## Input material
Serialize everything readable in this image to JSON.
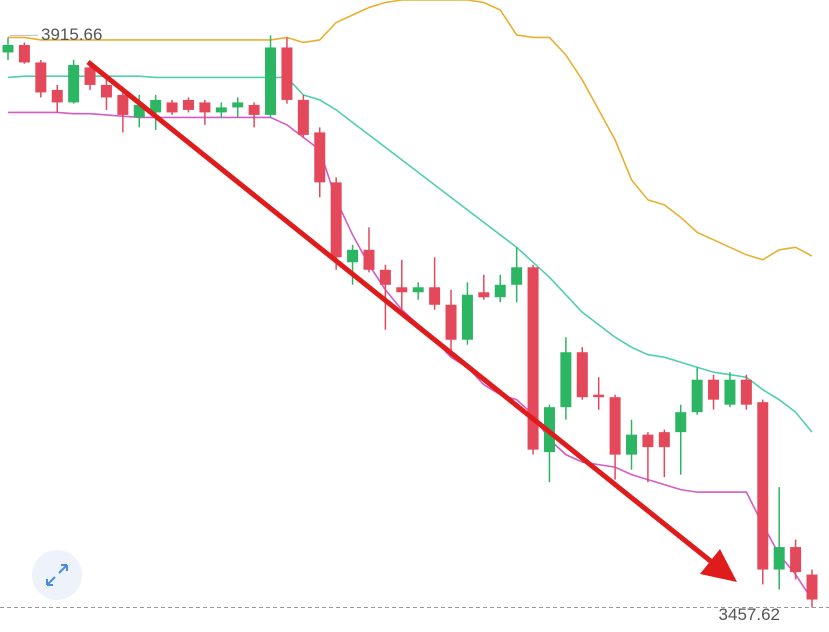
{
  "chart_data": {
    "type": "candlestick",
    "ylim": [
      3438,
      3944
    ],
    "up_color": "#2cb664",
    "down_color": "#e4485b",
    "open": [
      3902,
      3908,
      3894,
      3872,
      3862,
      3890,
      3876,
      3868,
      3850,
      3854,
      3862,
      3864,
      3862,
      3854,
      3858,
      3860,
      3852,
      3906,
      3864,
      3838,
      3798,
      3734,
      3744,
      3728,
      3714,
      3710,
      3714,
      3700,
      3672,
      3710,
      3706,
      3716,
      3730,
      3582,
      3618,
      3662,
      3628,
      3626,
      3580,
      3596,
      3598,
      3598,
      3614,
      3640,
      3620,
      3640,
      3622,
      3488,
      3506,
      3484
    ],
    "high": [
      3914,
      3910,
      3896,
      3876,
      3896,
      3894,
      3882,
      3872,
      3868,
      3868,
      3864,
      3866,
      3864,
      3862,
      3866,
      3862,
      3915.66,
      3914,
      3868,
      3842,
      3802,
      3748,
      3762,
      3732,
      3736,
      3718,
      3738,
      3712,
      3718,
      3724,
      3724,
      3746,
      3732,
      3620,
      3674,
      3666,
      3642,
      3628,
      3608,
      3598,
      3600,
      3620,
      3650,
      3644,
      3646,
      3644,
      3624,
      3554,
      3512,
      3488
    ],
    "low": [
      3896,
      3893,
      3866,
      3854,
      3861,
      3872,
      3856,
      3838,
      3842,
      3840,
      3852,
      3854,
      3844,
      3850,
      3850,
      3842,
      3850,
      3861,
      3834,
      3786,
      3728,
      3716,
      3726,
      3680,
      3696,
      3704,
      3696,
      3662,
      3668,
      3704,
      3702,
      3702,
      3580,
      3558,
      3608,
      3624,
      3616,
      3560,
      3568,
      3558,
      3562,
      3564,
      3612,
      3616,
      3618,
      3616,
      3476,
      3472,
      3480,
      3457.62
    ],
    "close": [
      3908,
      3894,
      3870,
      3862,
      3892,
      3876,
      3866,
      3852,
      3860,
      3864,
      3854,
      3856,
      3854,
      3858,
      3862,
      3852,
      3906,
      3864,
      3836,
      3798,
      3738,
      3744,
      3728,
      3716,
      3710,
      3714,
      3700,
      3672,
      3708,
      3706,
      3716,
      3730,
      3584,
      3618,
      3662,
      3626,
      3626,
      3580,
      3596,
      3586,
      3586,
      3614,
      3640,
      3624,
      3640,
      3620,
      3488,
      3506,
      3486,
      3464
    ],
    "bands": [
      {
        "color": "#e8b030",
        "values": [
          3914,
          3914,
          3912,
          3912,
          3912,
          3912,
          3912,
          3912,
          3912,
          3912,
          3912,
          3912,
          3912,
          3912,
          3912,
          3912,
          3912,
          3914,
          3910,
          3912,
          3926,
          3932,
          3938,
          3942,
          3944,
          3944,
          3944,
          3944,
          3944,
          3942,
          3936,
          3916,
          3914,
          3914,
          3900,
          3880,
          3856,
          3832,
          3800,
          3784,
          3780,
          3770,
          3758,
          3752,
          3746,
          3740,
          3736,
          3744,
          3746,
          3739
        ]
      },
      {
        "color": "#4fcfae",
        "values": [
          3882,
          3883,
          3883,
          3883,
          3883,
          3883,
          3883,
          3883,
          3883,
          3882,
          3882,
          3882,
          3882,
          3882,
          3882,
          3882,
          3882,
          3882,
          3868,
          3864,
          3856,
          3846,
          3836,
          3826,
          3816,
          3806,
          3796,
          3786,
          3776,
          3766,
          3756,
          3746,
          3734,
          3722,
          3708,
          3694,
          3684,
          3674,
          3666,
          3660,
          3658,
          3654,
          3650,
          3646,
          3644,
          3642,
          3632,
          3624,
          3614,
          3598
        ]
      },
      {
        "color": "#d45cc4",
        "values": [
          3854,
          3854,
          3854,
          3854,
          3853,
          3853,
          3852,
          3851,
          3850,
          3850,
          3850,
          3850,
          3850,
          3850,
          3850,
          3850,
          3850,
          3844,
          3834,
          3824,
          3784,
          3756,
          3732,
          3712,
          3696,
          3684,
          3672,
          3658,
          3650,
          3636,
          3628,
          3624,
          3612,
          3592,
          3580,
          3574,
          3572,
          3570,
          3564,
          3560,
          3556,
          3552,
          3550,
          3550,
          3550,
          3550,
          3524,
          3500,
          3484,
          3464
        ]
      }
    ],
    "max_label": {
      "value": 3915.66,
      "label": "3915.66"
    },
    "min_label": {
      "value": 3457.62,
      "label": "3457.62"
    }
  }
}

## Short exercise
Write out the whole listing again, exactly, with no pictures.

## Finished answer
Serialize everything readable in this image to JSON.
{
  "chart_data": {
    "type": "candlestick",
    "ylim": [
      3438,
      3944
    ],
    "up_color": "#2cb664",
    "down_color": "#e4485b",
    "open": [
      3902,
      3908,
      3894,
      3872,
      3862,
      3890,
      3876,
      3868,
      3850,
      3854,
      3862,
      3864,
      3862,
      3854,
      3858,
      3860,
      3852,
      3906,
      3864,
      3838,
      3798,
      3734,
      3744,
      3728,
      3714,
      3710,
      3714,
      3700,
      3672,
      3710,
      3706,
      3716,
      3730,
      3582,
      3618,
      3662,
      3628,
      3626,
      3580,
      3596,
      3598,
      3598,
      3614,
      3640,
      3620,
      3640,
      3622,
      3488,
      3506,
      3484
    ],
    "high": [
      3914,
      3910,
      3896,
      3876,
      3896,
      3894,
      3882,
      3872,
      3868,
      3868,
      3864,
      3866,
      3864,
      3862,
      3866,
      3862,
      3915.66,
      3914,
      3868,
      3842,
      3802,
      3748,
      3762,
      3732,
      3736,
      3718,
      3738,
      3712,
      3718,
      3724,
      3724,
      3746,
      3732,
      3620,
      3674,
      3666,
      3642,
      3628,
      3608,
      3598,
      3600,
      3620,
      3650,
      3644,
      3646,
      3644,
      3624,
      3554,
      3512,
      3488
    ],
    "low": [
      3896,
      3893,
      3866,
      3854,
      3861,
      3872,
      3856,
      3838,
      3842,
      3840,
      3852,
      3854,
      3844,
      3850,
      3850,
      3842,
      3850,
      3861,
      3834,
      3786,
      3728,
      3716,
      3726,
      3680,
      3696,
      3704,
      3696,
      3662,
      3668,
      3704,
      3702,
      3702,
      3580,
      3558,
      3608,
      3624,
      3616,
      3560,
      3568,
      3558,
      3562,
      3564,
      3612,
      3616,
      3618,
      3616,
      3476,
      3472,
      3480,
      3457.62
    ],
    "close": [
      3908,
      3894,
      3870,
      3862,
      3892,
      3876,
      3866,
      3852,
      3860,
      3864,
      3854,
      3856,
      3854,
      3858,
      3862,
      3852,
      3906,
      3864,
      3836,
      3798,
      3738,
      3744,
      3728,
      3716,
      3710,
      3714,
      3700,
      3672,
      3708,
      3706,
      3716,
      3730,
      3584,
      3618,
      3662,
      3626,
      3626,
      3580,
      3596,
      3586,
      3586,
      3614,
      3640,
      3624,
      3640,
      3620,
      3488,
      3506,
      3486,
      3464
    ],
    "bands": [
      {
        "color": "#e8b030",
        "values": [
          3914,
          3914,
          3912,
          3912,
          3912,
          3912,
          3912,
          3912,
          3912,
          3912,
          3912,
          3912,
          3912,
          3912,
          3912,
          3912,
          3912,
          3914,
          3910,
          3912,
          3926,
          3932,
          3938,
          3942,
          3944,
          3944,
          3944,
          3944,
          3944,
          3942,
          3936,
          3916,
          3914,
          3914,
          3900,
          3880,
          3856,
          3832,
          3800,
          3784,
          3780,
          3770,
          3758,
          3752,
          3746,
          3740,
          3736,
          3744,
          3746,
          3739
        ]
      },
      {
        "color": "#4fcfae",
        "values": [
          3882,
          3883,
          3883,
          3883,
          3883,
          3883,
          3883,
          3883,
          3883,
          3882,
          3882,
          3882,
          3882,
          3882,
          3882,
          3882,
          3882,
          3882,
          3868,
          3864,
          3856,
          3846,
          3836,
          3826,
          3816,
          3806,
          3796,
          3786,
          3776,
          3766,
          3756,
          3746,
          3734,
          3722,
          3708,
          3694,
          3684,
          3674,
          3666,
          3660,
          3658,
          3654,
          3650,
          3646,
          3644,
          3642,
          3632,
          3624,
          3614,
          3598
        ]
      },
      {
        "color": "#d45cc4",
        "values": [
          3854,
          3854,
          3854,
          3854,
          3853,
          3853,
          3852,
          3851,
          3850,
          3850,
          3850,
          3850,
          3850,
          3850,
          3850,
          3850,
          3850,
          3844,
          3834,
          3824,
          3784,
          3756,
          3732,
          3712,
          3696,
          3684,
          3672,
          3658,
          3650,
          3636,
          3628,
          3624,
          3612,
          3592,
          3580,
          3574,
          3572,
          3570,
          3564,
          3560,
          3556,
          3552,
          3550,
          3550,
          3550,
          3550,
          3524,
          3500,
          3484,
          3464
        ]
      }
    ],
    "max_label": {
      "value": 3915.66,
      "label": "3915.66"
    },
    "min_label": {
      "value": 3457.62,
      "label": "3457.62"
    }
  }
}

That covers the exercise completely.